# Task:
Type out every line below exactly as it reads.

─── Task inputs

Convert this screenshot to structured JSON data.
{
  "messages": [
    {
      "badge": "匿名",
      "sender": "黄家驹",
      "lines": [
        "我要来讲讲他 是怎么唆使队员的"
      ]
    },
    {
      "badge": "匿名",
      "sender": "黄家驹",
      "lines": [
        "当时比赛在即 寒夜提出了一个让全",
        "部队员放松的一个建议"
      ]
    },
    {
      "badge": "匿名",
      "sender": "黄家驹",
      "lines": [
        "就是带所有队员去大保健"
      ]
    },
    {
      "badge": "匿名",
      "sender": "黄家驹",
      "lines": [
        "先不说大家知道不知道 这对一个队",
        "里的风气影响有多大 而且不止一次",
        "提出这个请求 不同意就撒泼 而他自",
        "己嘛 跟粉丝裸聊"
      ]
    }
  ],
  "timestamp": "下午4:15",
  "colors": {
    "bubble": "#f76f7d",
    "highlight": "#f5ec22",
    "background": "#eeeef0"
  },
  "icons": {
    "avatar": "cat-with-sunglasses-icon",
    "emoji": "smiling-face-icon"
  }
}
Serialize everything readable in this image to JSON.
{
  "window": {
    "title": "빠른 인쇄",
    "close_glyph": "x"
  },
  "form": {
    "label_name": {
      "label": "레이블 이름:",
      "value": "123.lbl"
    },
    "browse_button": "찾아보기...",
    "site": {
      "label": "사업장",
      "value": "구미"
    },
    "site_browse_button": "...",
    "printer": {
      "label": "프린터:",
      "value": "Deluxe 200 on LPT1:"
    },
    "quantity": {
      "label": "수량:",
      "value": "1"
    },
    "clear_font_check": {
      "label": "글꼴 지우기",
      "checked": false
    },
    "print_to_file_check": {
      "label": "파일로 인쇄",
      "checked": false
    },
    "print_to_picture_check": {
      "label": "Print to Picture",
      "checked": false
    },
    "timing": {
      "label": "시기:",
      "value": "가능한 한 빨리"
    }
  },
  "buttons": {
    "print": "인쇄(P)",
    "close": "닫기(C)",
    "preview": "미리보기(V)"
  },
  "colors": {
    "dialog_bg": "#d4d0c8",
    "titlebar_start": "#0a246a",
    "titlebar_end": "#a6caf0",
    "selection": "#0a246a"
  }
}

──────

# Solution to the problem:
Convert this screenshot to structured JSON data.
{
  "messages": [
    {
      "badge": "匿名",
      "sender": "黄家驹",
      "lines": [
        "我要来讲讲他 是怎么唆使队员的"
      ]
    },
    {
      "badge": "匿名",
      "sender": "黄家驹",
      "lines": [
        "当时比赛在即 寒夜提出了一个让全",
        "部队员放松的一个建议"
      ]
    },
    {
      "badge": "匿名",
      "sender": "黄家驹",
      "lines": [
        "就是带所有队员去大保健"
      ]
    },
    {
      "badge": "匿名",
      "sender": "黄家驹",
      "lines": [
        "先不说大家知道不知道 这对一个队",
        "里的风气影响有多大 而且不止一次",
        "提出这个请求 不同意就撒泼 而他自",
        "己嘛 跟粉丝裸聊"
      ]
    }
  ],
  "timestamp": "下午4:15",
  "colors": {
    "bubble": "#f76f7d",
    "highlight": "#f5ec22",
    "background": "#eeeef0"
  },
  "icons": {
    "avatar": "cat-with-sunglasses-icon",
    "emoji": "smiling-face-icon"
  }
}
Serialize everything readable in this image to JSON.
{
  "window": {
    "title": "빠른 인쇄",
    "close_glyph": "x"
  },
  "form": {
    "label_name": {
      "label": "레이블 이름:",
      "value": "123.lbl"
    },
    "browse_button": "찾아보기...",
    "site": {
      "label": "사업장",
      "value": "구미"
    },
    "site_browse_button": "...",
    "printer": {
      "label": "프린터:",
      "value": "Deluxe 200 on LPT1:"
    },
    "quantity": {
      "label": "수량:",
      "value": "1"
    },
    "clear_font_check": {
      "label": "글꼴 지우기",
      "checked": false
    },
    "print_to_file_check": {
      "label": "파일로 인쇄",
      "checked": false
    },
    "print_to_picture_check": {
      "label": "Print to Picture",
      "checked": false
    },
    "timing": {
      "label": "시기:",
      "value": "가능한 한 빨리"
    }
  },
  "buttons": {
    "print": "인쇄(P)",
    "close": "닫기(C)",
    "preview": "미리보기(V)"
  },
  "colors": {
    "dialog_bg": "#d4d0c8",
    "titlebar_start": "#0a246a",
    "titlebar_end": "#a6caf0",
    "selection": "#0a246a"
  }
}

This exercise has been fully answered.